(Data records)
>>>
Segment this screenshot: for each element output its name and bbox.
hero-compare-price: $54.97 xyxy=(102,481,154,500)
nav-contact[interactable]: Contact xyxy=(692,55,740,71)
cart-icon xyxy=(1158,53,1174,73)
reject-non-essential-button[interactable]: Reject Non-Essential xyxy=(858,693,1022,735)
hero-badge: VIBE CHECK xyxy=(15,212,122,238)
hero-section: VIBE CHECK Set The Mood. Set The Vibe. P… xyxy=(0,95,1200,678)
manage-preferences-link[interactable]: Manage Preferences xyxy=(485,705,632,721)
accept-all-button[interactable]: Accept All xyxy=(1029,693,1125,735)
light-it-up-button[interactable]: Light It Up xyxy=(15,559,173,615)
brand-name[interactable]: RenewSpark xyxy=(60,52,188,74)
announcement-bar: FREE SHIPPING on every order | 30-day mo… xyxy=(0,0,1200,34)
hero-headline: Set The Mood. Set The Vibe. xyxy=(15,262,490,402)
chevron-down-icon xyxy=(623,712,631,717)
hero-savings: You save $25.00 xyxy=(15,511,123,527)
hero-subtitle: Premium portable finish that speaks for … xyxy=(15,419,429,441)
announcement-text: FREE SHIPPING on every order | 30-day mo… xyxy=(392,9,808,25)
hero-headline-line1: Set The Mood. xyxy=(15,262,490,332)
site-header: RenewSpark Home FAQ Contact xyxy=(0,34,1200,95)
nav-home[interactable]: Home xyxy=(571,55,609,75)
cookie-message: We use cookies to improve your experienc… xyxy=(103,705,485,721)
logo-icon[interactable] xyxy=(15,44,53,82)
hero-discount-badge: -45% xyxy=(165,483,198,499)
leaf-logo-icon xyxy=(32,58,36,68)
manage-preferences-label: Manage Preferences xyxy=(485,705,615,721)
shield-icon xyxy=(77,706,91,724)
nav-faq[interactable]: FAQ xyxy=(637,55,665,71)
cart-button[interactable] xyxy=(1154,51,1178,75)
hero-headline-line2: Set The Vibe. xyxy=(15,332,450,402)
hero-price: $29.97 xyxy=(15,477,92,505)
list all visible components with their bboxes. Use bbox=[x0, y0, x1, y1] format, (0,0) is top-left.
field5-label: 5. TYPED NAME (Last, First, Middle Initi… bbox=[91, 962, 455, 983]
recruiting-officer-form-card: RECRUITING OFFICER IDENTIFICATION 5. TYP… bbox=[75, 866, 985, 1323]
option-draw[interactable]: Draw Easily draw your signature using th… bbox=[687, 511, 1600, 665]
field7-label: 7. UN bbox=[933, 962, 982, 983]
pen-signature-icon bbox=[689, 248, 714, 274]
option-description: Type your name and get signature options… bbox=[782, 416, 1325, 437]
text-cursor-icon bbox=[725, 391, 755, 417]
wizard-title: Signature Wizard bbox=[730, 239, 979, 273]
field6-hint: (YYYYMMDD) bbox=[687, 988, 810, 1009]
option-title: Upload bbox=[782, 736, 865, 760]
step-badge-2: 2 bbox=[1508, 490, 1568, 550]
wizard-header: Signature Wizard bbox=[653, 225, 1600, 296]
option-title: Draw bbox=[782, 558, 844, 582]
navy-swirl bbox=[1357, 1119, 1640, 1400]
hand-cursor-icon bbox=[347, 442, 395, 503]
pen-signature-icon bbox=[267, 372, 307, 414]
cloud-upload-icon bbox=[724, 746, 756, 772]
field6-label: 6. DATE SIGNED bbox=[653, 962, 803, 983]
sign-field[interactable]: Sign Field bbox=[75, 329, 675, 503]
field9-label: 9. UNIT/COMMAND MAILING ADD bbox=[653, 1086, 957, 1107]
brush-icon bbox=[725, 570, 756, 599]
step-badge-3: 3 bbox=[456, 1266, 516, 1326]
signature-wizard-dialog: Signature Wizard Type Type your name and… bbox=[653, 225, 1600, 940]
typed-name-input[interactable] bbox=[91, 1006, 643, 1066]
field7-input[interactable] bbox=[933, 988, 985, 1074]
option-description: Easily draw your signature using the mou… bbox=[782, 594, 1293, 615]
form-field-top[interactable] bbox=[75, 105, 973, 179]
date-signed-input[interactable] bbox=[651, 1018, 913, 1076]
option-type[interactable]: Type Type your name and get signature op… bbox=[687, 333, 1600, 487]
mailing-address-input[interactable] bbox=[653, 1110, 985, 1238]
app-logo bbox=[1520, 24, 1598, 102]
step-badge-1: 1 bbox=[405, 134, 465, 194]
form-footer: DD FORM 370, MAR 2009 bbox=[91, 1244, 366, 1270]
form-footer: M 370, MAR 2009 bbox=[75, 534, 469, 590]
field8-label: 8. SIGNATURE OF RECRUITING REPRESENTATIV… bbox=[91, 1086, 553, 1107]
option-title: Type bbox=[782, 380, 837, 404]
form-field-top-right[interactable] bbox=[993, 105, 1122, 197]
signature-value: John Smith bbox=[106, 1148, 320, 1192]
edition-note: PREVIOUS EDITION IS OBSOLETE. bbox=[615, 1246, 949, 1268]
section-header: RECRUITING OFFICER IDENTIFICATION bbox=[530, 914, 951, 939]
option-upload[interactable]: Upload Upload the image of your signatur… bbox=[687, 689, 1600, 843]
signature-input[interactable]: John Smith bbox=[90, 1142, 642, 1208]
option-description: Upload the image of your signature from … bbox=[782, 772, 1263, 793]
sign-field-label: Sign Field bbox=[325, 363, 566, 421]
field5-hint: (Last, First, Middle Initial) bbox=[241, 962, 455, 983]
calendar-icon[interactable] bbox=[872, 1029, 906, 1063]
<<<
Copy out every line above word for word.

Segment this screenshot: for each element output its name and bbox.
hero-compare-price: $54.97 xyxy=(102,481,154,500)
nav-contact[interactable]: Contact xyxy=(692,55,740,71)
cart-icon xyxy=(1158,53,1174,73)
reject-non-essential-button[interactable]: Reject Non-Essential xyxy=(858,693,1022,735)
hero-badge: VIBE CHECK xyxy=(15,212,122,238)
hero-section: VIBE CHECK Set The Mood. Set The Vibe. P… xyxy=(0,95,1200,678)
manage-preferences-link[interactable]: Manage Preferences xyxy=(485,705,632,721)
accept-all-button[interactable]: Accept All xyxy=(1029,693,1125,735)
light-it-up-button[interactable]: Light It Up xyxy=(15,559,173,615)
brand-name[interactable]: RenewSpark xyxy=(60,52,188,74)
announcement-bar: FREE SHIPPING on every order | 30-day mo… xyxy=(0,0,1200,34)
hero-headline: Set The Mood. Set The Vibe. xyxy=(15,262,490,402)
chevron-down-icon xyxy=(623,712,631,717)
hero-savings: You save $25.00 xyxy=(15,511,123,527)
hero-subtitle: Premium portable finish that speaks for … xyxy=(15,419,429,441)
announcement-text: FREE SHIPPING on every order | 30-day mo… xyxy=(392,9,808,25)
hero-headline-line1: Set The Mood. xyxy=(15,262,490,332)
site-header: RenewSpark Home FAQ Contact xyxy=(0,34,1200,95)
nav-home[interactable]: Home xyxy=(571,55,609,75)
cookie-message: We use cookies to improve your experienc… xyxy=(103,705,485,721)
logo-icon[interactable] xyxy=(15,44,53,82)
hero-discount-badge: -45% xyxy=(165,483,198,499)
leaf-logo-icon xyxy=(32,58,36,68)
manage-preferences-label: Manage Preferences xyxy=(485,705,615,721)
shield-icon xyxy=(77,706,91,724)
nav-faq[interactable]: FAQ xyxy=(637,55,665,71)
cart-button[interactable] xyxy=(1154,51,1178,75)
hero-headline-line2: Set The Vibe. xyxy=(15,332,450,402)
hero-price: $29.97 xyxy=(15,477,92,505)
list all visible components with their bboxes. Use bbox=[x0, y0, x1, y1] format, (0,0) is top-left.
field5-label: 5. TYPED NAME (Last, First, Middle Initi… bbox=[91, 962, 455, 983]
recruiting-officer-form-card: RECRUITING OFFICER IDENTIFICATION 5. TYP… bbox=[75, 866, 985, 1323]
option-draw[interactable]: Draw Easily draw your signature using th… bbox=[687, 511, 1600, 665]
field7-label: 7. UN bbox=[933, 962, 982, 983]
pen-signature-icon bbox=[689, 248, 714, 274]
option-description: Type your name and get signature options… bbox=[782, 416, 1325, 437]
text-cursor-icon bbox=[725, 391, 755, 417]
wizard-title: Signature Wizard bbox=[730, 239, 979, 273]
field6-hint: (YYYYMMDD) bbox=[687, 988, 810, 1009]
option-title: Upload bbox=[782, 736, 865, 760]
step-badge-2: 2 bbox=[1508, 490, 1568, 550]
wizard-header: Signature Wizard bbox=[653, 225, 1600, 296]
option-title: Draw bbox=[782, 558, 844, 582]
navy-swirl bbox=[1357, 1119, 1640, 1400]
hand-cursor-icon bbox=[347, 442, 395, 503]
pen-signature-icon bbox=[267, 372, 307, 414]
cloud-upload-icon bbox=[724, 746, 756, 772]
field6-label: 6. DATE SIGNED bbox=[653, 962, 803, 983]
sign-field[interactable]: Sign Field bbox=[75, 329, 675, 503]
field9-label: 9. UNIT/COMMAND MAILING ADD bbox=[653, 1086, 957, 1107]
brush-icon bbox=[725, 570, 756, 599]
step-badge-3: 3 bbox=[456, 1266, 516, 1326]
signature-wizard-dialog: Signature Wizard Type Type your name and… bbox=[653, 225, 1600, 940]
typed-name-input[interactable] bbox=[91, 1006, 643, 1066]
field7-input[interactable] bbox=[933, 988, 985, 1074]
option-description: Easily draw your signature using the mou… bbox=[782, 594, 1293, 615]
form-field-top[interactable] bbox=[75, 105, 973, 179]
date-signed-input[interactable] bbox=[651, 1018, 913, 1076]
option-type[interactable]: Type Type your name and get signature op… bbox=[687, 333, 1600, 487]
mailing-address-input[interactable] bbox=[653, 1110, 985, 1238]
app-logo bbox=[1520, 24, 1598, 102]
step-badge-1: 1 bbox=[405, 134, 465, 194]
form-footer: DD FORM 370, MAR 2009 bbox=[91, 1244, 366, 1270]
form-footer: M 370, MAR 2009 bbox=[75, 534, 469, 590]
field8-label: 8. SIGNATURE OF RECRUITING REPRESENTATIV… bbox=[91, 1086, 553, 1107]
option-title: Type bbox=[782, 380, 837, 404]
form-field-top-right[interactable] bbox=[993, 105, 1122, 197]
signature-value: John Smith bbox=[106, 1148, 320, 1192]
edition-note: PREVIOUS EDITION IS OBSOLETE. bbox=[615, 1246, 949, 1268]
section-header: RECRUITING OFFICER IDENTIFICATION bbox=[530, 914, 951, 939]
option-upload[interactable]: Upload Upload the image of your signatur… bbox=[687, 689, 1600, 843]
signature-input[interactable]: John Smith bbox=[90, 1142, 642, 1208]
option-description: Upload the image of your signature from … bbox=[782, 772, 1263, 793]
sign-field-label: Sign Field bbox=[325, 363, 566, 421]
field5-hint: (Last, First, Middle Initial) bbox=[241, 962, 455, 983]
calendar-icon[interactable] bbox=[872, 1029, 906, 1063]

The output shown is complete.